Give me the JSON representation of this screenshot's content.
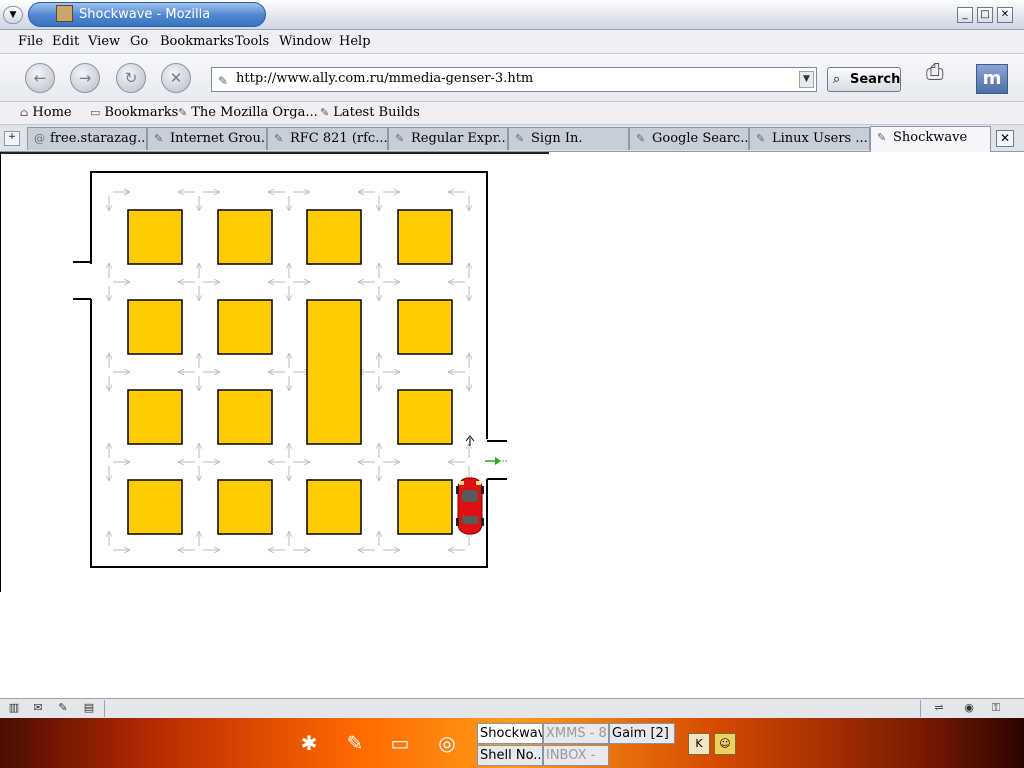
{
  "window": {
    "title": "Shockwave - Mozilla",
    "controls": {
      "minimize": "_",
      "maximize": "□",
      "close": "✕"
    }
  },
  "menubar": {
    "items": [
      {
        "label": "File",
        "access": "F"
      },
      {
        "label": "Edit",
        "access": "E"
      },
      {
        "label": "View",
        "access": "V"
      },
      {
        "label": "Go",
        "access": "G"
      },
      {
        "label": "Bookmarks",
        "access": "B"
      },
      {
        "label": "Tools",
        "access": "T"
      },
      {
        "label": "Window",
        "access": "W"
      },
      {
        "label": "Help",
        "access": "H"
      }
    ]
  },
  "navbar": {
    "back_icon": "back-arrow-icon",
    "forward_icon": "forward-arrow-icon",
    "reload_icon": "reload-icon",
    "stop_icon": "stop-icon",
    "url": "http://www.ally.com.ru/mmedia-genser-3.htm",
    "search_label": "Search",
    "throbber_label": "m"
  },
  "personal_toolbar": {
    "items": [
      "Home",
      "Bookmarks",
      "The Mozilla Orga...",
      "Latest Builds"
    ]
  },
  "tabs": [
    {
      "label": "free.starazag..."
    },
    {
      "label": "Internet Grou..."
    },
    {
      "label": "RFC 821 (rfc..."
    },
    {
      "label": "Regular Expr..."
    },
    {
      "label": "Sign In."
    },
    {
      "label": "Google Searc..."
    },
    {
      "label": "Linux Users ..."
    },
    {
      "label": "Shockwave",
      "active": true
    }
  ],
  "game": {
    "colors": {
      "block": "#ffcc00",
      "car": "#e01010",
      "arrow": "#bbbbbb",
      "exit_arrow": "#22aa22"
    }
  },
  "taskbar": {
    "tasks": [
      {
        "label": "Shockwave",
        "active": true
      },
      {
        "label": "XMMS - 8",
        "dim": true
      },
      {
        "label": "Gaim [2]"
      },
      {
        "label": "Shell No..."
      },
      {
        "label": "INBOX -",
        "dim": true
      }
    ],
    "tray_label": "K"
  }
}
***
### Task to complete
Each line of the data should be quoted exactly, with pictures left out.

### Answer to this task
Give me the JSON representation of this screenshot's content.
{
  "window": {
    "title": "Shockwave - Mozilla",
    "controls": {
      "minimize": "_",
      "maximize": "□",
      "close": "✕"
    }
  },
  "menubar": {
    "items": [
      {
        "label": "File",
        "access": "F"
      },
      {
        "label": "Edit",
        "access": "E"
      },
      {
        "label": "View",
        "access": "V"
      },
      {
        "label": "Go",
        "access": "G"
      },
      {
        "label": "Bookmarks",
        "access": "B"
      },
      {
        "label": "Tools",
        "access": "T"
      },
      {
        "label": "Window",
        "access": "W"
      },
      {
        "label": "Help",
        "access": "H"
      }
    ]
  },
  "navbar": {
    "back_icon": "back-arrow-icon",
    "forward_icon": "forward-arrow-icon",
    "reload_icon": "reload-icon",
    "stop_icon": "stop-icon",
    "url": "http://www.ally.com.ru/mmedia-genser-3.htm",
    "search_label": "Search",
    "throbber_label": "m"
  },
  "personal_toolbar": {
    "items": [
      "Home",
      "Bookmarks",
      "The Mozilla Orga...",
      "Latest Builds"
    ]
  },
  "tabs": [
    {
      "label": "free.starazag..."
    },
    {
      "label": "Internet Grou..."
    },
    {
      "label": "RFC 821 (rfc..."
    },
    {
      "label": "Regular Expr..."
    },
    {
      "label": "Sign In."
    },
    {
      "label": "Google Searc..."
    },
    {
      "label": "Linux Users ..."
    },
    {
      "label": "Shockwave",
      "active": true
    }
  ],
  "game": {
    "colors": {
      "block": "#ffcc00",
      "car": "#e01010",
      "arrow": "#bbbbbb",
      "exit_arrow": "#22aa22"
    }
  },
  "taskbar": {
    "tasks": [
      {
        "label": "Shockwave",
        "active": true
      },
      {
        "label": "XMMS - 8",
        "dim": true
      },
      {
        "label": "Gaim [2]"
      },
      {
        "label": "Shell No..."
      },
      {
        "label": "INBOX -",
        "dim": true
      }
    ],
    "tray_label": "K"
  }
}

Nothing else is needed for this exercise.